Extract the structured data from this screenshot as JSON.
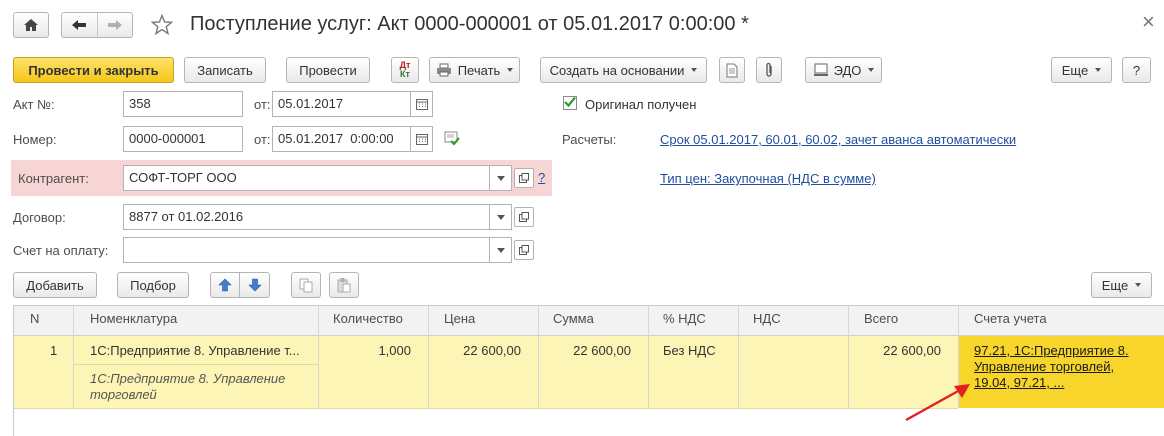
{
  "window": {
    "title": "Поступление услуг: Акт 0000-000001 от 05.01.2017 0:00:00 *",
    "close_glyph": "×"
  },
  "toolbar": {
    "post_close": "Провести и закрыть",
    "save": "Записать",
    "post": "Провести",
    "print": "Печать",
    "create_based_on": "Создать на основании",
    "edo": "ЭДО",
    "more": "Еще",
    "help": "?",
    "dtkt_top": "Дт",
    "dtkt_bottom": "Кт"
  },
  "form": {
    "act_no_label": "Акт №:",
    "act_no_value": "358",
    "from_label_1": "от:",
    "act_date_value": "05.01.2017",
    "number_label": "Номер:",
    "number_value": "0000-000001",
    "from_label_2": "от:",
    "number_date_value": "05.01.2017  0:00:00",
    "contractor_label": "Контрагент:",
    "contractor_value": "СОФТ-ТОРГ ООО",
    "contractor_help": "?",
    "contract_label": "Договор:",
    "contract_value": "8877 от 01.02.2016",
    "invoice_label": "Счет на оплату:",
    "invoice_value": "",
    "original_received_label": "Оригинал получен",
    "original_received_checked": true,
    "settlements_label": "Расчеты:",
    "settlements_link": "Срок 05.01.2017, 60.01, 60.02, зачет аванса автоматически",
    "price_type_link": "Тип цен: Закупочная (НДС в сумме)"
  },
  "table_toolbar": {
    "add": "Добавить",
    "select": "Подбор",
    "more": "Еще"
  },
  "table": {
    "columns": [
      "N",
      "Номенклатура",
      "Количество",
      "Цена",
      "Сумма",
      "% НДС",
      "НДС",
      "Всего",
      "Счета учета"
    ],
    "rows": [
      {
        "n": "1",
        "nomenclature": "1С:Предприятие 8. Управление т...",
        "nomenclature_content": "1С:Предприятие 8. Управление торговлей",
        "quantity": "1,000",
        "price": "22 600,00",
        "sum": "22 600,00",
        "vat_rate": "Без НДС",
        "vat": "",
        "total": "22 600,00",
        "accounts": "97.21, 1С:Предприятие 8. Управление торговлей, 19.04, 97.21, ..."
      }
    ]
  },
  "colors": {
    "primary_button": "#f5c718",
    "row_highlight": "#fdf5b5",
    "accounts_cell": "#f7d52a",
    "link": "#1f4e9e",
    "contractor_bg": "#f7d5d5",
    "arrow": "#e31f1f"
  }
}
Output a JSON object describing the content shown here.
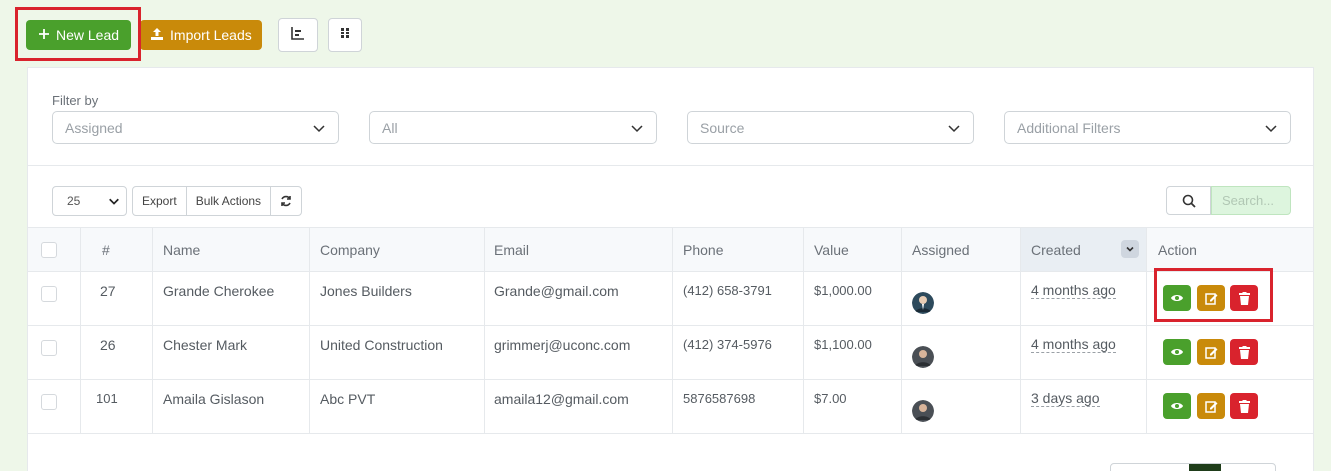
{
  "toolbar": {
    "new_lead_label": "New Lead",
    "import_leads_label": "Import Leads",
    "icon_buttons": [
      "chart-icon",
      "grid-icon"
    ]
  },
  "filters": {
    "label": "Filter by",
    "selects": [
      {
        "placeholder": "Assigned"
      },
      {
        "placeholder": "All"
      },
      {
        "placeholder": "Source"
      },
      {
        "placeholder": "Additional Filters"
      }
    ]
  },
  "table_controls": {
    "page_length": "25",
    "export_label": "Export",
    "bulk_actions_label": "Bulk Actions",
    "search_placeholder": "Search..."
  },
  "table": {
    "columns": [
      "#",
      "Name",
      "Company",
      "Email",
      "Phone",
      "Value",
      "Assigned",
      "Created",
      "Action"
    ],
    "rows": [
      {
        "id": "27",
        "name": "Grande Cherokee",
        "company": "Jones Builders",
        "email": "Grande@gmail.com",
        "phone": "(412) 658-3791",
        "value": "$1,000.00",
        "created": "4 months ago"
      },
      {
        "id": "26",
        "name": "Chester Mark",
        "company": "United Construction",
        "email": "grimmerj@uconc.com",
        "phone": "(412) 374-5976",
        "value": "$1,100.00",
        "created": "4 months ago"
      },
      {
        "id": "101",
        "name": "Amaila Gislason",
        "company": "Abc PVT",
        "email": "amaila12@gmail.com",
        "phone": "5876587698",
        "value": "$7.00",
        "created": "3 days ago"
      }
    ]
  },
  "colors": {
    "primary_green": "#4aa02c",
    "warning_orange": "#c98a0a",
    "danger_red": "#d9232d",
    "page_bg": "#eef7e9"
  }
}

> **Required work**
Take the data above and repeat it exactly, leaving each picture out.

> **Answer to the exercise**
Extract the structured data from this screenshot as JSON.
{
  "window": {
    "title": "Поступление услуг: Акт 0000-000001 от 05.01.2017 0:00:00 *",
    "close_glyph": "×"
  },
  "toolbar": {
    "post_close": "Провести и закрыть",
    "save": "Записать",
    "post": "Провести",
    "print": "Печать",
    "create_based_on": "Создать на основании",
    "edo": "ЭДО",
    "more": "Еще",
    "help": "?",
    "dtkt_top": "Дт",
    "dtkt_bottom": "Кт"
  },
  "form": {
    "act_no_label": "Акт №:",
    "act_no_value": "358",
    "from_label_1": "от:",
    "act_date_value": "05.01.2017",
    "number_label": "Номер:",
    "number_value": "0000-000001",
    "from_label_2": "от:",
    "number_date_value": "05.01.2017  0:00:00",
    "contractor_label": "Контрагент:",
    "contractor_value": "СОФТ-ТОРГ ООО",
    "contractor_help": "?",
    "contract_label": "Договор:",
    "contract_value": "8877 от 01.02.2016",
    "invoice_label": "Счет на оплату:",
    "invoice_value": "",
    "original_received_label": "Оригинал получен",
    "original_received_checked": true,
    "settlements_label": "Расчеты:",
    "settlements_link": "Срок 05.01.2017, 60.01, 60.02, зачет аванса автоматически",
    "price_type_link": "Тип цен: Закупочная (НДС в сумме)"
  },
  "table_toolbar": {
    "add": "Добавить",
    "select": "Подбор",
    "more": "Еще"
  },
  "table": {
    "columns": [
      "N",
      "Номенклатура",
      "Количество",
      "Цена",
      "Сумма",
      "% НДС",
      "НДС",
      "Всего",
      "Счета учета"
    ],
    "rows": [
      {
        "n": "1",
        "nomenclature": "1С:Предприятие 8. Управление т...",
        "nomenclature_content": "1С:Предприятие 8. Управление торговлей",
        "quantity": "1,000",
        "price": "22 600,00",
        "sum": "22 600,00",
        "vat_rate": "Без НДС",
        "vat": "",
        "total": "22 600,00",
        "accounts": "97.21, 1С:Предприятие 8. Управление торговлей, 19.04, 97.21, ..."
      }
    ]
  },
  "colors": {
    "primary_button": "#f5c718",
    "row_highlight": "#fdf5b5",
    "accounts_cell": "#f7d52a",
    "link": "#1f4e9e",
    "contractor_bg": "#f7d5d5",
    "arrow": "#e31f1f"
  }
}
Output a JSON object describing the content shown here.
{
  "toolbar": {
    "new_lead_label": "New Lead",
    "import_leads_label": "Import Leads",
    "icon_buttons": [
      "chart-icon",
      "grid-icon"
    ]
  },
  "filters": {
    "label": "Filter by",
    "selects": [
      {
        "placeholder": "Assigned"
      },
      {
        "placeholder": "All"
      },
      {
        "placeholder": "Source"
      },
      {
        "placeholder": "Additional Filters"
      }
    ]
  },
  "table_controls": {
    "page_length": "25",
    "export_label": "Export",
    "bulk_actions_label": "Bulk Actions",
    "search_placeholder": "Search..."
  },
  "table": {
    "columns": [
      "#",
      "Name",
      "Company",
      "Email",
      "Phone",
      "Value",
      "Assigned",
      "Created",
      "Action"
    ],
    "rows": [
      {
        "id": "27",
        "name": "Grande Cherokee",
        "company": "Jones Builders",
        "email": "Grande@gmail.com",
        "phone": "(412) 658-3791",
        "value": "$1,000.00",
        "created": "4 months ago"
      },
      {
        "id": "26",
        "name": "Chester Mark",
        "company": "United Construction",
        "email": "grimmerj@uconc.com",
        "phone": "(412) 374-5976",
        "value": "$1,100.00",
        "created": "4 months ago"
      },
      {
        "id": "101",
        "name": "Amaila Gislason",
        "company": "Abc PVT",
        "email": "amaila12@gmail.com",
        "phone": "5876587698",
        "value": "$7.00",
        "created": "3 days ago"
      }
    ]
  },
  "colors": {
    "primary_green": "#4aa02c",
    "warning_orange": "#c98a0a",
    "danger_red": "#d9232d",
    "page_bg": "#eef7e9"
  }
}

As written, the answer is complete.